Problems to work on
[1] Give each source the passage on artificial intelligence in the legal system cites, one per line, by author and year as the passage gives them.
[2] Carry the passage on artificial intelligence in the legal system forward from its final sentence.

The legal system cannot rely solely on artificial intelligence because the machines do not understand the entire context or situations in the society like a human trained in law does. New technology should be used but with the right people interpreting the data and understanding the meaning. AI should be used as a tool for probability to help guide decisions but not make the final decisions that define people’s life.
Artificial Intelligence
Artificial intelligence has been around since the 1950s. In 1956, the idea of a machine that could imitate human reasoning was given its name AI and implemented by John McCarthy (Childs, 2011). McCarthy tried to develop a language able to translate human reasoning through computer instructions and worked at MIT.
AI has come a long way from then. The world runs on AI. Now, it is making important decisions that affect the rest of someone’s life. AI is made up of various components, including machine learning, deep learning, and neural networks. In many instances, AI has been compared to the human brain (O’Neil, 2016). These components aim to understand the fundamental principles of learning as a computational process that combines tools from computer science and statistics. Machine learning is explicitly used to find patterns and predict outcomes (Perrot, 2017). Neural networks are based on modeling neurons and feeding a network of training data to find patterns (Perrot, 2017).
Algorithms are built within artificial intelligence to perform a specific task. They can be described as various ways a computational procedure or set of instructions defines and takes a set of values as inputs and produces a set of values as an output (Agrawal et al., 2019).
“Black boxes” has become a term coined for describing machine learning algorithms because they operate in a way that nobody can understand. The algorithms adjust repeatedly and weight inputs differently to improve the accuracy of their predictions and so people have a hard time understanding how and why the algorithms reach the outcomes they do (Deeks, 2019). This has become an issue in understanding decisions made by machines, especially in the judicial system.

Data

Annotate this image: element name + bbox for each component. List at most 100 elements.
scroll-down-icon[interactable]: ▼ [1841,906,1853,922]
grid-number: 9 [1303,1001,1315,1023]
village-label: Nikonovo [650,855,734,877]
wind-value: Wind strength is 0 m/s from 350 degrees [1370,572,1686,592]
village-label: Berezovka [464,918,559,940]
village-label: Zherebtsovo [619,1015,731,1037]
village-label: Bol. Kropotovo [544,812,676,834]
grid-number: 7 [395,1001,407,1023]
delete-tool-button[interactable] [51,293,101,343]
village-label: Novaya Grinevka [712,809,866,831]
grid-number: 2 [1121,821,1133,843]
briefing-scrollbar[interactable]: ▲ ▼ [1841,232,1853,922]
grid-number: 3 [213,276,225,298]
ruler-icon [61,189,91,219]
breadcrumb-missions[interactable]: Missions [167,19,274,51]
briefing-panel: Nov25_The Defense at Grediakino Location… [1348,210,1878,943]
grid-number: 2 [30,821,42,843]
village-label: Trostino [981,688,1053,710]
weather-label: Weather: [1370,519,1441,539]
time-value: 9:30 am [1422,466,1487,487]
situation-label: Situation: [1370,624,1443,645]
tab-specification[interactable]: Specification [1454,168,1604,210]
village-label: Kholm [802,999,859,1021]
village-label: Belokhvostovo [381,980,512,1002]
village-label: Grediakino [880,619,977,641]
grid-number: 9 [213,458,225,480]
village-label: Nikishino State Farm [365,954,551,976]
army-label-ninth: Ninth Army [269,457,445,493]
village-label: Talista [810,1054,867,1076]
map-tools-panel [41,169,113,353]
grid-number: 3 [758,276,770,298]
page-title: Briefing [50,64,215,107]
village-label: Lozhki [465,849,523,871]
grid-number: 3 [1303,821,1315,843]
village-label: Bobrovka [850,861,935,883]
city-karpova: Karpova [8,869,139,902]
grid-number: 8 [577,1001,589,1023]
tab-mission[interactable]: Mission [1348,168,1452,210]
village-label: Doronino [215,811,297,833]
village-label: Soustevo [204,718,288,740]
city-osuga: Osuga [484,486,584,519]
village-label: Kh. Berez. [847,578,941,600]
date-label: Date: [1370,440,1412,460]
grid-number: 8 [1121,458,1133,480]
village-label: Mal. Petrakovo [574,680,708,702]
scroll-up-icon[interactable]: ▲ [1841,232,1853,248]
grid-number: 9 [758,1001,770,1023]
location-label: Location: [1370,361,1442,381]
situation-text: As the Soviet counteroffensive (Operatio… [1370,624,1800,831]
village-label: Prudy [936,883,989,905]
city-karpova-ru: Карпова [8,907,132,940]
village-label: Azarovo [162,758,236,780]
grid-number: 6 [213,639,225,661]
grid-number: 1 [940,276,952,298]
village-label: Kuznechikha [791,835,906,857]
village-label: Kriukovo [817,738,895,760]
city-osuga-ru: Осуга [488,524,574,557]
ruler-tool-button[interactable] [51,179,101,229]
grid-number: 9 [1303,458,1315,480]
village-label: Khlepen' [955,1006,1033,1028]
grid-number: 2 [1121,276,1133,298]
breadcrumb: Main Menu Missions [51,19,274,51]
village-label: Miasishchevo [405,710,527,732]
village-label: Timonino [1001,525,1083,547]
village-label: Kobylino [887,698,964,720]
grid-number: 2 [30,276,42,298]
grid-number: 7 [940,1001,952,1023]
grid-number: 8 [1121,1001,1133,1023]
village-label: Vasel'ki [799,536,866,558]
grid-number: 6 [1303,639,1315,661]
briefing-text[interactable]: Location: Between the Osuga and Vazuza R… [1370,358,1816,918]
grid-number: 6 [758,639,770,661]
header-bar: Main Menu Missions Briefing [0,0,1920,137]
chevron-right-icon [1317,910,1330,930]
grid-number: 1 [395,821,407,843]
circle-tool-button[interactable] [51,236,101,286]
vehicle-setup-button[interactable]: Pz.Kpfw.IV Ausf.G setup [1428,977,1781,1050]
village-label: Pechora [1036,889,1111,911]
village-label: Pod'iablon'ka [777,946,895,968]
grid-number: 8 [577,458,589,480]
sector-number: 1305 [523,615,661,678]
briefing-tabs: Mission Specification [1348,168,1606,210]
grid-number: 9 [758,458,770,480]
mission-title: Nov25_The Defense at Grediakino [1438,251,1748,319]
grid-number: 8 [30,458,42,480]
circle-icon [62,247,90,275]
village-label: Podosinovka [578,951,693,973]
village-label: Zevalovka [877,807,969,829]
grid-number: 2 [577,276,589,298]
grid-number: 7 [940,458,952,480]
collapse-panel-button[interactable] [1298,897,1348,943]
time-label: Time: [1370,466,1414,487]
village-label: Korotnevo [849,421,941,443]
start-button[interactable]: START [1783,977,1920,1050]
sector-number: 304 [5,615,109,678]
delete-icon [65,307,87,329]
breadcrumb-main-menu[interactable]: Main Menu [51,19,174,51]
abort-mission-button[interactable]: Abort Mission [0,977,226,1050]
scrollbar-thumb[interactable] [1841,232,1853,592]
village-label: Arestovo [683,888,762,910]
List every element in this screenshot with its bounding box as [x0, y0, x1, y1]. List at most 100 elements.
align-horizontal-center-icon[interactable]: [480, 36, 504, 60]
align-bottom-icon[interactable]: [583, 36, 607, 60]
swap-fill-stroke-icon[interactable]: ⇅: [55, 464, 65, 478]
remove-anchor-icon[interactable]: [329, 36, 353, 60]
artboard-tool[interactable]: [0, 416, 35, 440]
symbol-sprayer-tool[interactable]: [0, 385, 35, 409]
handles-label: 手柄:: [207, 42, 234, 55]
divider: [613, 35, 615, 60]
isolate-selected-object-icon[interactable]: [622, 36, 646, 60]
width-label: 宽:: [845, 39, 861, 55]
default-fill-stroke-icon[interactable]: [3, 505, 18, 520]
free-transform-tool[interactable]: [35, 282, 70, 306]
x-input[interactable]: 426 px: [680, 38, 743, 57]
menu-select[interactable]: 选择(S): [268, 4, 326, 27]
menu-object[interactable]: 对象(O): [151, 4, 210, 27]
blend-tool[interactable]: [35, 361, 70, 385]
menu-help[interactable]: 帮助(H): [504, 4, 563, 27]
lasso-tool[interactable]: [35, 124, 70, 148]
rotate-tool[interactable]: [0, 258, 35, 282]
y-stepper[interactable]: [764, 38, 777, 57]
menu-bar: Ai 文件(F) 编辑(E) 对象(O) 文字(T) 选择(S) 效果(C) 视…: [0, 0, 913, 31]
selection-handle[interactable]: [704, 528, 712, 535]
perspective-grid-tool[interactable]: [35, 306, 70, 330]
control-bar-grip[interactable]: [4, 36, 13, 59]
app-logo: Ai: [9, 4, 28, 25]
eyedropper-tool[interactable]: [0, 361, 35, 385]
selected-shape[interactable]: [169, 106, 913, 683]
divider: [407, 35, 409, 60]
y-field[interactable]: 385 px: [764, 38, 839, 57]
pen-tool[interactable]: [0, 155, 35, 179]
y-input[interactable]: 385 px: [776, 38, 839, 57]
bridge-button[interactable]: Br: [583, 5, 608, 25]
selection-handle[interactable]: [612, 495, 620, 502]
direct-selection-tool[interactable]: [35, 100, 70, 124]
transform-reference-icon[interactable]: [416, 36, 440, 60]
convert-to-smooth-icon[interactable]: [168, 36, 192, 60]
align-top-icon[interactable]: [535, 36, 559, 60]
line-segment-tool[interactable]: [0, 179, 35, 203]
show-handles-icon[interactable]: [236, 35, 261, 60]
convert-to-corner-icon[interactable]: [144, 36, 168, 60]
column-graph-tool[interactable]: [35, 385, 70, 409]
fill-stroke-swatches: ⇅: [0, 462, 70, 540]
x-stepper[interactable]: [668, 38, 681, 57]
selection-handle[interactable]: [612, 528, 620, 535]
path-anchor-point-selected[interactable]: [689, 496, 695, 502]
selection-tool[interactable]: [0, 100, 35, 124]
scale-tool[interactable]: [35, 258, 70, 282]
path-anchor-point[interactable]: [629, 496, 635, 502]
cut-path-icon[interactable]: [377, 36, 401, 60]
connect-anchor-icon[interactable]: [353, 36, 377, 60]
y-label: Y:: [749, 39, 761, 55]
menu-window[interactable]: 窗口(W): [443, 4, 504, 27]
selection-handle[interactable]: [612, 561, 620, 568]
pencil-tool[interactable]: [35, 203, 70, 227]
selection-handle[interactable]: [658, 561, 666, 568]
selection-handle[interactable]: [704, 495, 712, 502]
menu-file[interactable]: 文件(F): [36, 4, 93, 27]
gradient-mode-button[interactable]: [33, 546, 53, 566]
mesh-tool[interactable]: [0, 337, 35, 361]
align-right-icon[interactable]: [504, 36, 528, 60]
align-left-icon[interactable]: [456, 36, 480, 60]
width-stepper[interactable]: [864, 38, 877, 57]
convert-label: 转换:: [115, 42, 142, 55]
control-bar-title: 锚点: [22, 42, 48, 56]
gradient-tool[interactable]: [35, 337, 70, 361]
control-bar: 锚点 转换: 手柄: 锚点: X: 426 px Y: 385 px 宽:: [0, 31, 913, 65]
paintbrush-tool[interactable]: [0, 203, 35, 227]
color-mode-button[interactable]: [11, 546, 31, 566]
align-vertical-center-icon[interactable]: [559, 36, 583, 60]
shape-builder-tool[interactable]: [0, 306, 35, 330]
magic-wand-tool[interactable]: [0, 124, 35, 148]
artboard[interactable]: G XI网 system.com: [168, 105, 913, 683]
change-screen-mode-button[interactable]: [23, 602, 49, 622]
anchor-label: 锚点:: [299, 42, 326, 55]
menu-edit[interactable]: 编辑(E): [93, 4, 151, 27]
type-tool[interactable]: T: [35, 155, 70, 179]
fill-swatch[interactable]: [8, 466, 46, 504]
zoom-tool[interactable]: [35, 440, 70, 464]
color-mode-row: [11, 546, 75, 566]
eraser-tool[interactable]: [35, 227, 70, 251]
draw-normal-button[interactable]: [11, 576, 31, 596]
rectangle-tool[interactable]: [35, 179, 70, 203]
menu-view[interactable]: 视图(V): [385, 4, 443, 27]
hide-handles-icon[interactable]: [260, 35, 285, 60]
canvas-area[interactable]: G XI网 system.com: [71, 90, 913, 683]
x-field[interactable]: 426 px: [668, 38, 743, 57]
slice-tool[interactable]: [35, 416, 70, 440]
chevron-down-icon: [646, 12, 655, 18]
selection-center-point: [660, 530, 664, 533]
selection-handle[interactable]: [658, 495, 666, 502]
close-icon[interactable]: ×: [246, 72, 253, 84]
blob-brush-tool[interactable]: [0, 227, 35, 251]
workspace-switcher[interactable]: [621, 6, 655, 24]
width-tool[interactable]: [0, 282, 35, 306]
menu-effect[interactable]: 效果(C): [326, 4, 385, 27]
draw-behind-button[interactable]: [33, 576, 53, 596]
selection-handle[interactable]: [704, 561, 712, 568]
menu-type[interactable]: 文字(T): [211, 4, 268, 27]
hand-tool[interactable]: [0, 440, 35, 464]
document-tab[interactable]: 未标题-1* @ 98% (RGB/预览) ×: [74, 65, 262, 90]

Solved problems
[1]
Childs, 2011
O'Neil, 2016
Perrot, 2017
Agrawal et al., 2019
Deeks, 2019

[2]
The lack of transparency and accountability of predictive models being used in the decision making for determining who will become a criminal, how long someone guilty should be sentenced for, and who is going to recommit a crime has severe consequences (Mckay, 2019). Is it fair for a machine to decide the fate of the future while not explaining why or how the decision was made? This scenario is already happening across America.
Case Study Examples
Risk assessments have become a critical part of the criminal justice system and law enforcement. Case law demonstrates engagement with risk-related terminology, including risk management, risk profile, risk factors, risk behavior, and risk recidivism (Mckay, 2019). Now, AI is being used to gauge predicting risky behavior in human beings. Risk assessments are used at different criminal procedure decision points such as bail, sentencing, and parole (Agrawal et al., 2019).
AI-informed decision-making and prediction happen when algorithms are applied to datasets with tasks that are automated with using neural networks and deep learning to make decisions that the court uses (Agrawal et al., 2019).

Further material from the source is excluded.